[Structured figure records]

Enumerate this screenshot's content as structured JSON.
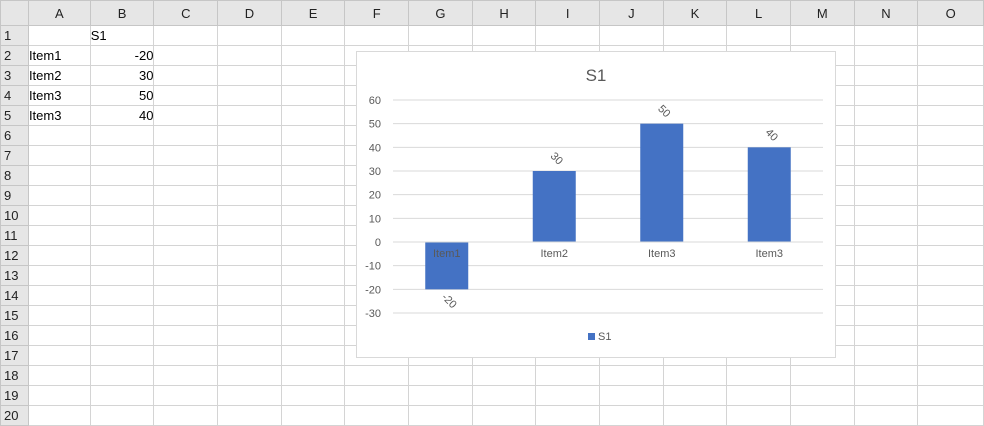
{
  "sheet": {
    "columns": [
      "A",
      "B",
      "C",
      "D",
      "E",
      "F",
      "G",
      "H",
      "I",
      "J",
      "K",
      "L",
      "M",
      "N",
      "O"
    ],
    "rows": [
      "1",
      "2",
      "3",
      "4",
      "5",
      "6",
      "7",
      "8",
      "9",
      "10",
      "11",
      "12",
      "13",
      "14",
      "15",
      "16",
      "17",
      "18",
      "19",
      "20"
    ],
    "cells": [
      {
        "row": 0,
        "col": 1,
        "value": "S1",
        "align": "left"
      },
      {
        "row": 1,
        "col": 0,
        "value": "Item1",
        "align": "left"
      },
      {
        "row": 1,
        "col": 1,
        "value": "-20",
        "align": "right"
      },
      {
        "row": 2,
        "col": 0,
        "value": "Item2",
        "align": "left"
      },
      {
        "row": 2,
        "col": 1,
        "value": "30",
        "align": "right"
      },
      {
        "row": 3,
        "col": 0,
        "value": "Item3",
        "align": "left"
      },
      {
        "row": 3,
        "col": 1,
        "value": "50",
        "align": "right"
      },
      {
        "row": 4,
        "col": 0,
        "value": "Item3",
        "align": "left"
      },
      {
        "row": 4,
        "col": 1,
        "value": "40",
        "align": "right"
      }
    ]
  },
  "chart_data": {
    "type": "bar",
    "title": "S1",
    "categories": [
      "Item1",
      "Item2",
      "Item3",
      "Item3"
    ],
    "series": [
      {
        "name": "S1",
        "values": [
          -20,
          30,
          50,
          40
        ]
      }
    ],
    "ylim": [
      -30,
      60
    ],
    "yticks": [
      -30,
      -20,
      -10,
      0,
      10,
      20,
      30,
      40,
      50,
      60
    ],
    "grid": true,
    "legend": "bottom",
    "data_labels": true,
    "bar_color": "#4472c4"
  }
}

§ **Goal**: Quote all of the entries word for word, omitting any pictures.

§ **Reply**:
Enumerate this screenshot's content as structured JSON.
{
  "sheet": {
    "columns": [
      "A",
      "B",
      "C",
      "D",
      "E",
      "F",
      "G",
      "H",
      "I",
      "J",
      "K",
      "L",
      "M",
      "N",
      "O"
    ],
    "rows": [
      "1",
      "2",
      "3",
      "4",
      "5",
      "6",
      "7",
      "8",
      "9",
      "10",
      "11",
      "12",
      "13",
      "14",
      "15",
      "16",
      "17",
      "18",
      "19",
      "20"
    ],
    "cells": [
      {
        "row": 0,
        "col": 1,
        "value": "S1",
        "align": "left"
      },
      {
        "row": 1,
        "col": 0,
        "value": "Item1",
        "align": "left"
      },
      {
        "row": 1,
        "col": 1,
        "value": "-20",
        "align": "right"
      },
      {
        "row": 2,
        "col": 0,
        "value": "Item2",
        "align": "left"
      },
      {
        "row": 2,
        "col": 1,
        "value": "30",
        "align": "right"
      },
      {
        "row": 3,
        "col": 0,
        "value": "Item3",
        "align": "left"
      },
      {
        "row": 3,
        "col": 1,
        "value": "50",
        "align": "right"
      },
      {
        "row": 4,
        "col": 0,
        "value": "Item3",
        "align": "left"
      },
      {
        "row": 4,
        "col": 1,
        "value": "40",
        "align": "right"
      }
    ]
  },
  "chart_data": {
    "type": "bar",
    "title": "S1",
    "categories": [
      "Item1",
      "Item2",
      "Item3",
      "Item3"
    ],
    "series": [
      {
        "name": "S1",
        "values": [
          -20,
          30,
          50,
          40
        ]
      }
    ],
    "ylim": [
      -30,
      60
    ],
    "yticks": [
      -30,
      -20,
      -10,
      0,
      10,
      20,
      30,
      40,
      50,
      60
    ],
    "grid": true,
    "legend": "bottom",
    "data_labels": true,
    "bar_color": "#4472c4"
  }
}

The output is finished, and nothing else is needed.